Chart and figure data
----------------

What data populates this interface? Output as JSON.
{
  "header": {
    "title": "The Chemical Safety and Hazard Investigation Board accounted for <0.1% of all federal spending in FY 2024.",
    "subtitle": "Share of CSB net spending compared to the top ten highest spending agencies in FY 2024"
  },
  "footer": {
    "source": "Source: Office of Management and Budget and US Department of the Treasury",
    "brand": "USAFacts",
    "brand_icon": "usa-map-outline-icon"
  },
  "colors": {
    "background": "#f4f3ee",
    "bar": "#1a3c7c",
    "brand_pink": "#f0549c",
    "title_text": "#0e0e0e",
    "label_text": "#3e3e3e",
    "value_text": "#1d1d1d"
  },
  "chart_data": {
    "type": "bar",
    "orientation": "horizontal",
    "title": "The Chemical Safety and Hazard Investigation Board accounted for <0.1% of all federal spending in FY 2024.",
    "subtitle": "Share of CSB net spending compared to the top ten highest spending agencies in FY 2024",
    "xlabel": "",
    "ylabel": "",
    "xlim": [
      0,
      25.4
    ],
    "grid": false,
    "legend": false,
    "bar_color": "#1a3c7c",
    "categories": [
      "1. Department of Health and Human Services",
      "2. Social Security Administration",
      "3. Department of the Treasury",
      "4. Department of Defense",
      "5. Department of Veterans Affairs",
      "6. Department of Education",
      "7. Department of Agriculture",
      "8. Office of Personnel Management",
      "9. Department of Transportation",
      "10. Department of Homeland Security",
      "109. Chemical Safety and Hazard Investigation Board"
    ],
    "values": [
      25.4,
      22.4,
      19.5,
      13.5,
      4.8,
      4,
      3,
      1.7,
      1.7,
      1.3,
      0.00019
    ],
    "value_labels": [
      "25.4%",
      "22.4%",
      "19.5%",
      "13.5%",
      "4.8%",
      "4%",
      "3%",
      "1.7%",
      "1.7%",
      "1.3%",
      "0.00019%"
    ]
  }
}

----------------

What the task asks: Repeat the material above in full, exactly as it stands.

Correct response:
What data populates this interface? Output as JSON.
{
  "header": {
    "title": "The Chemical Safety and Hazard Investigation Board accounted for <0.1% of all federal spending in FY 2024.",
    "subtitle": "Share of CSB net spending compared to the top ten highest spending agencies in FY 2024"
  },
  "footer": {
    "source": "Source: Office of Management and Budget and US Department of the Treasury",
    "brand": "USAFacts",
    "brand_icon": "usa-map-outline-icon"
  },
  "colors": {
    "background": "#f4f3ee",
    "bar": "#1a3c7c",
    "brand_pink": "#f0549c",
    "title_text": "#0e0e0e",
    "label_text": "#3e3e3e",
    "value_text": "#1d1d1d"
  },
  "chart_data": {
    "type": "bar",
    "orientation": "horizontal",
    "title": "The Chemical Safety and Hazard Investigation Board accounted for <0.1% of all federal spending in FY 2024.",
    "subtitle": "Share of CSB net spending compared to the top ten highest spending agencies in FY 2024",
    "xlabel": "",
    "ylabel": "",
    "xlim": [
      0,
      25.4
    ],
    "grid": false,
    "legend": false,
    "bar_color": "#1a3c7c",
    "categories": [
      "1. Department of Health and Human Services",
      "2. Social Security Administration",
      "3. Department of the Treasury",
      "4. Department of Defense",
      "5. Department of Veterans Affairs",
      "6. Department of Education",
      "7. Department of Agriculture",
      "8. Office of Personnel Management",
      "9. Department of Transportation",
      "10. Department of Homeland Security",
      "109. Chemical Safety and Hazard Investigation Board"
    ],
    "values": [
      25.4,
      22.4,
      19.5,
      13.5,
      4.8,
      4,
      3,
      1.7,
      1.7,
      1.3,
      0.00019
    ],
    "value_labels": [
      "25.4%",
      "22.4%",
      "19.5%",
      "13.5%",
      "4.8%",
      "4%",
      "3%",
      "1.7%",
      "1.7%",
      "1.3%",
      "0.00019%"
    ]
  }
}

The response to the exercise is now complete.